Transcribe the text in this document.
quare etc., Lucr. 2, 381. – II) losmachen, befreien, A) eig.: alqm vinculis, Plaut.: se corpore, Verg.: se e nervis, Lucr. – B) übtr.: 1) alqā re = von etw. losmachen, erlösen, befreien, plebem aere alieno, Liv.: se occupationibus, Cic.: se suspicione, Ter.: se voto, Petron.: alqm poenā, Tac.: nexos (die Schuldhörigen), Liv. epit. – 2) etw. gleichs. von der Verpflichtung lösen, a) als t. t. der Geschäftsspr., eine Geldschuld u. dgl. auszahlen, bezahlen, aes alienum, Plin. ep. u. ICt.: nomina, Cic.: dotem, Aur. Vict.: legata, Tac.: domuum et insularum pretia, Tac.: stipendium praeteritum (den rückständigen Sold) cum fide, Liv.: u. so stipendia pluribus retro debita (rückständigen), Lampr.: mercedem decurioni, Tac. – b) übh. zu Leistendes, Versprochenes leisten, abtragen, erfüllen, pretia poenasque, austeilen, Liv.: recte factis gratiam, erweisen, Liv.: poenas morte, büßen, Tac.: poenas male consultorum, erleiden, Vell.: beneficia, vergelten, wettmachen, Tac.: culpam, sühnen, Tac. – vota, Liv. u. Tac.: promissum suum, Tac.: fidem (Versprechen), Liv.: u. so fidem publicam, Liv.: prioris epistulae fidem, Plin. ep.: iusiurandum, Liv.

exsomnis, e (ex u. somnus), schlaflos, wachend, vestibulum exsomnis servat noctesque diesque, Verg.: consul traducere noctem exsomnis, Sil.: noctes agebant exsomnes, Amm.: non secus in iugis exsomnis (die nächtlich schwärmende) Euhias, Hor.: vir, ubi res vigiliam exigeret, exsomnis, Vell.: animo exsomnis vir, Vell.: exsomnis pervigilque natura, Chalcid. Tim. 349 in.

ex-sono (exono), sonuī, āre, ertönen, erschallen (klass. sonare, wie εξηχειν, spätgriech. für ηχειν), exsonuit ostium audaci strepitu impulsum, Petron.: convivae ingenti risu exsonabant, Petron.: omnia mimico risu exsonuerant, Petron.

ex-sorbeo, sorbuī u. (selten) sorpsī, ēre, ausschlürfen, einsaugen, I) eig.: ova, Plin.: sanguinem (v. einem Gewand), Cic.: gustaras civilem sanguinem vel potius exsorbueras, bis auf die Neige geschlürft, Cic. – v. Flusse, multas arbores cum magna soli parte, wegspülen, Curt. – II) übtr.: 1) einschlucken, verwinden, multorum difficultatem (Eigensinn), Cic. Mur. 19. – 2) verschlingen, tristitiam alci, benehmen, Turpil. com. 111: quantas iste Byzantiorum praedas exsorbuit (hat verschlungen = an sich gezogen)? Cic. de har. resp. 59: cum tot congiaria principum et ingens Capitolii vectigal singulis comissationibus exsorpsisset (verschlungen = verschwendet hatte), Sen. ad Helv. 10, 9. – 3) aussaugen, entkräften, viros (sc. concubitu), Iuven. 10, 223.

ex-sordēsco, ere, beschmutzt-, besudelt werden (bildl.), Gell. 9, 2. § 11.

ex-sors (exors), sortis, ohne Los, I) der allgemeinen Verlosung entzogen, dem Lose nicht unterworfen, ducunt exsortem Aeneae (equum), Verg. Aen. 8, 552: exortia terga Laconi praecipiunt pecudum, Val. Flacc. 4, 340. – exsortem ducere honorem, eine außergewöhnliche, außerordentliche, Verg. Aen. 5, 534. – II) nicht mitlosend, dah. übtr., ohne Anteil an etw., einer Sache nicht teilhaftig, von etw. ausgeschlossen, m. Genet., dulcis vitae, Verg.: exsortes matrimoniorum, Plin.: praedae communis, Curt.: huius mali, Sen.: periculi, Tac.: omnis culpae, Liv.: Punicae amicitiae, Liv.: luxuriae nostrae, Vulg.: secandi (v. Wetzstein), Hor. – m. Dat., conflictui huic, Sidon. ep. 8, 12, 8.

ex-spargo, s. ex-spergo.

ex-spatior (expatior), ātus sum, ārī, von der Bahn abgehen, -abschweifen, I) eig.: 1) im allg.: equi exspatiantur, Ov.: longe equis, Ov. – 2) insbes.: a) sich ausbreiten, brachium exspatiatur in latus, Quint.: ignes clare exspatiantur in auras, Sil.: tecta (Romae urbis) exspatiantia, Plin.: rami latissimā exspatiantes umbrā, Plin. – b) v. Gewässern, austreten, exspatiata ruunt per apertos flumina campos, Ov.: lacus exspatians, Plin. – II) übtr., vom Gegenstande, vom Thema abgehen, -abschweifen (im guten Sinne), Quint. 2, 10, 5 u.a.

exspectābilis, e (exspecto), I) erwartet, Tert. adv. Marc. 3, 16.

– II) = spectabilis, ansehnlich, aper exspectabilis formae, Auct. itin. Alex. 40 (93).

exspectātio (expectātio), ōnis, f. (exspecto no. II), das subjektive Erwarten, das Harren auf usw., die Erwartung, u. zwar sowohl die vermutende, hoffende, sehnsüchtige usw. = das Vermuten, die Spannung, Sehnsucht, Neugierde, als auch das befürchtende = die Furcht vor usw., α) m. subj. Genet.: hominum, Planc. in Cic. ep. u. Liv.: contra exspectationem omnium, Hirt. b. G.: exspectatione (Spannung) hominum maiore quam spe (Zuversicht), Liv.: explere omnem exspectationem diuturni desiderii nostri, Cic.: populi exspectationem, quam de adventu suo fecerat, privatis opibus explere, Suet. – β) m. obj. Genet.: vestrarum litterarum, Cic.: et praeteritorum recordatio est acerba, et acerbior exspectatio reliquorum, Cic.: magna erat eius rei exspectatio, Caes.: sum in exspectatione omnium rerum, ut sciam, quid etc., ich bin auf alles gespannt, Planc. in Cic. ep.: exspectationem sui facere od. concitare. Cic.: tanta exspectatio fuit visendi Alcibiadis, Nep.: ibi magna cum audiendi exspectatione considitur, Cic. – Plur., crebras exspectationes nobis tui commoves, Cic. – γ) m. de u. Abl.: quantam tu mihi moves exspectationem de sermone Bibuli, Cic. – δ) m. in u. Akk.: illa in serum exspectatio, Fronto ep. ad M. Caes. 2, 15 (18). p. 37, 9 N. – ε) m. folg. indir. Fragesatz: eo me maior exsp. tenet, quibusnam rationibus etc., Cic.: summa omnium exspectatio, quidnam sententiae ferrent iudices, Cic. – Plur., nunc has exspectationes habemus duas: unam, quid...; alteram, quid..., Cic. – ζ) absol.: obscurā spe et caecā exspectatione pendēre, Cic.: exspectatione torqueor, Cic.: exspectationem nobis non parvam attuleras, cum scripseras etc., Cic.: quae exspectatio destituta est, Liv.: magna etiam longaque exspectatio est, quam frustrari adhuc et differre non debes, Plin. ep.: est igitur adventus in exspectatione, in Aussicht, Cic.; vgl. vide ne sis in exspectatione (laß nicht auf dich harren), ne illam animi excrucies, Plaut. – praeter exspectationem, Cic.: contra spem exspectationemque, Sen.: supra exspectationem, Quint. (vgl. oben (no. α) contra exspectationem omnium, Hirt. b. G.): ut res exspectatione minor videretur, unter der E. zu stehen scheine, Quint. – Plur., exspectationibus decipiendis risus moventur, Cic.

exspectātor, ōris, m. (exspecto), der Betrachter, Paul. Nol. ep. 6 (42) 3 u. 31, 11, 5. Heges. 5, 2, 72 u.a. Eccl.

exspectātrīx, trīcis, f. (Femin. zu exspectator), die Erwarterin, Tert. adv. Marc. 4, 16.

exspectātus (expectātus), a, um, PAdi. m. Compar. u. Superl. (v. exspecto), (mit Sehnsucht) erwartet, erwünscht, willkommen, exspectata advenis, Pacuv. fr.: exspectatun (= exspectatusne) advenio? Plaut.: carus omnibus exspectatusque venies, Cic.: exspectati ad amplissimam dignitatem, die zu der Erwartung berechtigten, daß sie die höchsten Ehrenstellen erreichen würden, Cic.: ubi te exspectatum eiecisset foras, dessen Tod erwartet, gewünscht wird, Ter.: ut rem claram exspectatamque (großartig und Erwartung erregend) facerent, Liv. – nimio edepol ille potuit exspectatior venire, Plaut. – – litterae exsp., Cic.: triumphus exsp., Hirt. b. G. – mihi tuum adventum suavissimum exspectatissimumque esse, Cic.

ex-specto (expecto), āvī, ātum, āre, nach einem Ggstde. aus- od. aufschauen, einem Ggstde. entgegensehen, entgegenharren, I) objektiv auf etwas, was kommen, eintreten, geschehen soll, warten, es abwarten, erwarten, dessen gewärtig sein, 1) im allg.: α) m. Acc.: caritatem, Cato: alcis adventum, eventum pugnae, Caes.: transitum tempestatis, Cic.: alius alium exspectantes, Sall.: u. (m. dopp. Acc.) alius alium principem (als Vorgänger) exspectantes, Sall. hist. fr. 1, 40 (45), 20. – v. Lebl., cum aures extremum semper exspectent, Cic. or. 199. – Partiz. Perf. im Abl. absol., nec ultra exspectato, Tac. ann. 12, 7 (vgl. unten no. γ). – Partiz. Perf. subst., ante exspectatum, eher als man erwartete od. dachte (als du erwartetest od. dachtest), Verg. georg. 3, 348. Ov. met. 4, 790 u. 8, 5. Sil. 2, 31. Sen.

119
--------------------------------
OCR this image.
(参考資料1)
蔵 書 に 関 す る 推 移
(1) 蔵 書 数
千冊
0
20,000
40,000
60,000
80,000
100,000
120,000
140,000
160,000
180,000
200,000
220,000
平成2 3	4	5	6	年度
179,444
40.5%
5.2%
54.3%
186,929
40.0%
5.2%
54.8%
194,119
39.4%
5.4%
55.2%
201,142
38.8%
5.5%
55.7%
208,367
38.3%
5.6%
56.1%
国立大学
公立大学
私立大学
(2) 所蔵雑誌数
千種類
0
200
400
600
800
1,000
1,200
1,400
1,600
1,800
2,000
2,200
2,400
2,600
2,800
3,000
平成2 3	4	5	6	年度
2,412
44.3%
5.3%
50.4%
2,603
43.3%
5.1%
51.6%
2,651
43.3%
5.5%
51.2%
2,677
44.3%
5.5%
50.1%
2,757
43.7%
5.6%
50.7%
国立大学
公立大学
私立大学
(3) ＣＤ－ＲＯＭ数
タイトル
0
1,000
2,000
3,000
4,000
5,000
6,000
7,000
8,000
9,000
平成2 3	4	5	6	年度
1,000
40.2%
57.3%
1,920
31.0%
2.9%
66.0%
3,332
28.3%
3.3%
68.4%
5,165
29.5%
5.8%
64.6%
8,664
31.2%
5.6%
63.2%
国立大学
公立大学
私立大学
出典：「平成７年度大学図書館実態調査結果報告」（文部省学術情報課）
--------------------------------
-- Instructions to follow --
Isolate the lines above that contain the word "dessen" and copy them.

-- Finished answer --
exspectātus (expectātus), a, um, PAdi. m. Compar. u. Superl. (v. exspecto), (mit Sehnsucht) erwartet, erwünscht, willkommen, exspectata advenis, Pacuv. fr.: exspectatun (= exspectatusne) advenio? Plaut.: carus omnibus exspectatusque venies, Cic.: exspectati ad amplissimam dignitatem, die zu der Erwartung berechtigten, daß sie die höchsten Ehrenstellen erreichen würden, Cic.: ubi te exspectatum eiecisset foras, dessen Tod erwartet, gewünscht wird, Ter.: ut rem claram exspectatamque (großartig und Erwartung erregend) facerent, Liv. – nimio edepol ille potuit exspectatior venire, Plaut. – – litterae exsp., Cic.: triumphus exsp., Hirt. b. G. – mihi tuum adventum suavissimum exspectatissimumque esse, Cic.
ex-specto (expecto), āvī, ātum, āre, nach einem Ggstde. aus- od. aufschauen, einem Ggstde. entgegensehen, entgegenharren, I) objektiv auf etwas, was kommen, eintreten, geschehen soll, warten, es abwarten, erwarten, dessen gewärtig sein, 1) im allg.: α) m. Acc.: caritatem, Cato: alcis adventum, eventum pugnae, Caes.: transitum tempestatis, Cic.: alius alium exspectantes, Sall.: u. (m. dopp. Acc.) alius alium principem (als Vorgänger) exspectantes, Sall. hist. fr. 1, 40 (45), 20. – v. Lebl., cum aures extremum semper exspectent, Cic. or. 199. – Partiz. Perf. im Abl. absol., nec ultra exspectato, Tac. ann. 12, 7 (vgl. unten no. γ). – Partiz. Perf. subst., ante exspectatum, eher als man erwartete od. dachte (als du erwartetest od. dachtest), Verg. georg. 3, 348. Ov. met. 4, 790 u. 8, 5. Sil. 2, 31. Sen.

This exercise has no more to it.